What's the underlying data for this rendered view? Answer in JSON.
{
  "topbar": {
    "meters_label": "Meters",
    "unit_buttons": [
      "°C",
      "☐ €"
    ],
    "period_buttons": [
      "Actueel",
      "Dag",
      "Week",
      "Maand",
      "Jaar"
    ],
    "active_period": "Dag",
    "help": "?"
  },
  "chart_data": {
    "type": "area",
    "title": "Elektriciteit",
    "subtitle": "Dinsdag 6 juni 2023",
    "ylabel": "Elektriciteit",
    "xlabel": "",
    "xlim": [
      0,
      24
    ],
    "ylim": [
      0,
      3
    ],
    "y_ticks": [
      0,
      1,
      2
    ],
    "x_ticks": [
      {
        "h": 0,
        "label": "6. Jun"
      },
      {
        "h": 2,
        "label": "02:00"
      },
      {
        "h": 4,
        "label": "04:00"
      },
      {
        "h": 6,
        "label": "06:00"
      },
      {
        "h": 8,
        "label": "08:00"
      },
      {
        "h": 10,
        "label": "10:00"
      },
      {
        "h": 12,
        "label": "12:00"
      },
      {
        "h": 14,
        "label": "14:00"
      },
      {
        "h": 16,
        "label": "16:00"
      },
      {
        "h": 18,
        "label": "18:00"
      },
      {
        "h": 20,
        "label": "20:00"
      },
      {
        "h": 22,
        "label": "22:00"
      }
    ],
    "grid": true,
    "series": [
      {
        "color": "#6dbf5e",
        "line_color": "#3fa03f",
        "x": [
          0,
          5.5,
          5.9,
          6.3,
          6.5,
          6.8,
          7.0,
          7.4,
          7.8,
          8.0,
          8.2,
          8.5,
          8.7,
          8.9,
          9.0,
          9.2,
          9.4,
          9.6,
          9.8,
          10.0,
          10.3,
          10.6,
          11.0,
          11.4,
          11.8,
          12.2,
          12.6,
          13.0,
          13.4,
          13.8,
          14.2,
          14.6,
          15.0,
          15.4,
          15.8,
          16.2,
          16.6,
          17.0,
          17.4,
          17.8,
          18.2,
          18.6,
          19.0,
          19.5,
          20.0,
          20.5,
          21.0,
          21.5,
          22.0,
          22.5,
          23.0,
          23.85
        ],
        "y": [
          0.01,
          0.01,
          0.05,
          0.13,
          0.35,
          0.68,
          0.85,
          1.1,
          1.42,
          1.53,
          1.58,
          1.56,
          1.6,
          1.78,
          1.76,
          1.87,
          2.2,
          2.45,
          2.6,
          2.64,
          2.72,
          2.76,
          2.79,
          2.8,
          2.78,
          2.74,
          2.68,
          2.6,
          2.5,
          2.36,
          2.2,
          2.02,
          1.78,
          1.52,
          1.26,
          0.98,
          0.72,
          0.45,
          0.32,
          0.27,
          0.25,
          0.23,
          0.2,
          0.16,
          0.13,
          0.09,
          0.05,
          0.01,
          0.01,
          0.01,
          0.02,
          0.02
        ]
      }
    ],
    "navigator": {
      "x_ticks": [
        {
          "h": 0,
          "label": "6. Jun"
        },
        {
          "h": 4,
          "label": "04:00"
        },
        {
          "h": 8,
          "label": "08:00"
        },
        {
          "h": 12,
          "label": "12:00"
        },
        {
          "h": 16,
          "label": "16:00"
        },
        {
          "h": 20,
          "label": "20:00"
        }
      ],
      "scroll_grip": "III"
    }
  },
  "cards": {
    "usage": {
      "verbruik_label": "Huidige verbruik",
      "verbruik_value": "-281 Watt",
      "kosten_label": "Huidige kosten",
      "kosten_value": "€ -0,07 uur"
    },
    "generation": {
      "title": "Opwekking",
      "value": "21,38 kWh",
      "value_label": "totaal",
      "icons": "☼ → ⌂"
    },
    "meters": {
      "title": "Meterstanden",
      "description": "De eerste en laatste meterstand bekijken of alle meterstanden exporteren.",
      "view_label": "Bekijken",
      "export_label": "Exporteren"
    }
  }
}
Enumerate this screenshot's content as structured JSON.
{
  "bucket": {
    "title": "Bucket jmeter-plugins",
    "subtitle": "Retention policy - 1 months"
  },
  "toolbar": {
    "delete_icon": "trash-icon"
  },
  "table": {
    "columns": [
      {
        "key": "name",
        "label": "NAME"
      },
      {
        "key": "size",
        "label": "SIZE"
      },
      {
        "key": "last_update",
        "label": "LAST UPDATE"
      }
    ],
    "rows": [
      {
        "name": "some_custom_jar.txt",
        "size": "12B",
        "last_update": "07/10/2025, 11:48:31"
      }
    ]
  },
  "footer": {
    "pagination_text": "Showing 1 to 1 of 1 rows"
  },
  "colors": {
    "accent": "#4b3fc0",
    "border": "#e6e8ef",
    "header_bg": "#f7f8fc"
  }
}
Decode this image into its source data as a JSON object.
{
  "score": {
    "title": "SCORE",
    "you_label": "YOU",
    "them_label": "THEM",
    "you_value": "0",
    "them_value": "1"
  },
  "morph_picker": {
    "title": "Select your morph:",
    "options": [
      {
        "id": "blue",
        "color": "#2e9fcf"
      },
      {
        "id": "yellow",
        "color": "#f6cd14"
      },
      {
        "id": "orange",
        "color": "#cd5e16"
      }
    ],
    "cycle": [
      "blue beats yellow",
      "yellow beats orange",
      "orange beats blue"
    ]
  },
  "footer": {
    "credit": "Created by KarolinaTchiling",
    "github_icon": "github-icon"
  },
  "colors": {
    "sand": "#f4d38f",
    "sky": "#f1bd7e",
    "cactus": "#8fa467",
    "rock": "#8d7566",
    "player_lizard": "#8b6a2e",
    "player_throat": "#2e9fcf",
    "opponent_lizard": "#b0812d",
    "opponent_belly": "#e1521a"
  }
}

# TASK
Please restate the whole listing word for word.

# SOLUTION TO THIS TASK
What's the underlying data for this rendered view? Answer in JSON.
{
  "topbar": {
    "meters_label": "Meters",
    "unit_buttons": [
      "°C",
      "☐ €"
    ],
    "period_buttons": [
      "Actueel",
      "Dag",
      "Week",
      "Maand",
      "Jaar"
    ],
    "active_period": "Dag",
    "help": "?"
  },
  "chart_data": {
    "type": "area",
    "title": "Elektriciteit",
    "subtitle": "Dinsdag 6 juni 2023",
    "ylabel": "Elektriciteit",
    "xlabel": "",
    "xlim": [
      0,
      24
    ],
    "ylim": [
      0,
      3
    ],
    "y_ticks": [
      0,
      1,
      2
    ],
    "x_ticks": [
      {
        "h": 0,
        "label": "6. Jun"
      },
      {
        "h": 2,
        "label": "02:00"
      },
      {
        "h": 4,
        "label": "04:00"
      },
      {
        "h": 6,
        "label": "06:00"
      },
      {
        "h": 8,
        "label": "08:00"
      },
      {
        "h": 10,
        "label": "10:00"
      },
      {
        "h": 12,
        "label": "12:00"
      },
      {
        "h": 14,
        "label": "14:00"
      },
      {
        "h": 16,
        "label": "16:00"
      },
      {
        "h": 18,
        "label": "18:00"
      },
      {
        "h": 20,
        "label": "20:00"
      },
      {
        "h": 22,
        "label": "22:00"
      }
    ],
    "grid": true,
    "series": [
      {
        "color": "#6dbf5e",
        "line_color": "#3fa03f",
        "x": [
          0,
          5.5,
          5.9,
          6.3,
          6.5,
          6.8,
          7.0,
          7.4,
          7.8,
          8.0,
          8.2,
          8.5,
          8.7,
          8.9,
          9.0,
          9.2,
          9.4,
          9.6,
          9.8,
          10.0,
          10.3,
          10.6,
          11.0,
          11.4,
          11.8,
          12.2,
          12.6,
          13.0,
          13.4,
          13.8,
          14.2,
          14.6,
          15.0,
          15.4,
          15.8,
          16.2,
          16.6,
          17.0,
          17.4,
          17.8,
          18.2,
          18.6,
          19.0,
          19.5,
          20.0,
          20.5,
          21.0,
          21.5,
          22.0,
          22.5,
          23.0,
          23.85
        ],
        "y": [
          0.01,
          0.01,
          0.05,
          0.13,
          0.35,
          0.68,
          0.85,
          1.1,
          1.42,
          1.53,
          1.58,
          1.56,
          1.6,
          1.78,
          1.76,
          1.87,
          2.2,
          2.45,
          2.6,
          2.64,
          2.72,
          2.76,
          2.79,
          2.8,
          2.78,
          2.74,
          2.68,
          2.6,
          2.5,
          2.36,
          2.2,
          2.02,
          1.78,
          1.52,
          1.26,
          0.98,
          0.72,
          0.45,
          0.32,
          0.27,
          0.25,
          0.23,
          0.2,
          0.16,
          0.13,
          0.09,
          0.05,
          0.01,
          0.01,
          0.01,
          0.02,
          0.02
        ]
      }
    ],
    "navigator": {
      "x_ticks": [
        {
          "h": 0,
          "label": "6. Jun"
        },
        {
          "h": 4,
          "label": "04:00"
        },
        {
          "h": 8,
          "label": "08:00"
        },
        {
          "h": 12,
          "label": "12:00"
        },
        {
          "h": 16,
          "label": "16:00"
        },
        {
          "h": 20,
          "label": "20:00"
        }
      ],
      "scroll_grip": "III"
    }
  },
  "cards": {
    "usage": {
      "verbruik_label": "Huidige verbruik",
      "verbruik_value": "-281 Watt",
      "kosten_label": "Huidige kosten",
      "kosten_value": "€ -0,07 uur"
    },
    "generation": {
      "title": "Opwekking",
      "value": "21,38 kWh",
      "value_label": "totaal",
      "icons": "☼ → ⌂"
    },
    "meters": {
      "title": "Meterstanden",
      "description": "De eerste en laatste meterstand bekijken of alle meterstanden exporteren.",
      "view_label": "Bekijken",
      "export_label": "Exporteren"
    }
  }
}
Enumerate this screenshot's content as structured JSON.
{
  "bucket": {
    "title": "Bucket jmeter-plugins",
    "subtitle": "Retention policy - 1 months"
  },
  "toolbar": {
    "delete_icon": "trash-icon"
  },
  "table": {
    "columns": [
      {
        "key": "name",
        "label": "NAME"
      },
      {
        "key": "size",
        "label": "SIZE"
      },
      {
        "key": "last_update",
        "label": "LAST UPDATE"
      }
    ],
    "rows": [
      {
        "name": "some_custom_jar.txt",
        "size": "12B",
        "last_update": "07/10/2025, 11:48:31"
      }
    ]
  },
  "footer": {
    "pagination_text": "Showing 1 to 1 of 1 rows"
  },
  "colors": {
    "accent": "#4b3fc0",
    "border": "#e6e8ef",
    "header_bg": "#f7f8fc"
  }
}
Decode this image into its source data as a JSON object.
{
  "score": {
    "title": "SCORE",
    "you_label": "YOU",
    "them_label": "THEM",
    "you_value": "0",
    "them_value": "1"
  },
  "morph_picker": {
    "title": "Select your morph:",
    "options": [
      {
        "id": "blue",
        "color": "#2e9fcf"
      },
      {
        "id": "yellow",
        "color": "#f6cd14"
      },
      {
        "id": "orange",
        "color": "#cd5e16"
      }
    ],
    "cycle": [
      "blue beats yellow",
      "yellow beats orange",
      "orange beats blue"
    ]
  },
  "footer": {
    "credit": "Created by KarolinaTchiling",
    "github_icon": "github-icon"
  },
  "colors": {
    "sand": "#f4d38f",
    "sky": "#f1bd7e",
    "cactus": "#8fa467",
    "rock": "#8d7566",
    "player_lizard": "#8b6a2e",
    "player_throat": "#2e9fcf",
    "opponent_lizard": "#b0812d",
    "opponent_belly": "#e1521a"
  }
}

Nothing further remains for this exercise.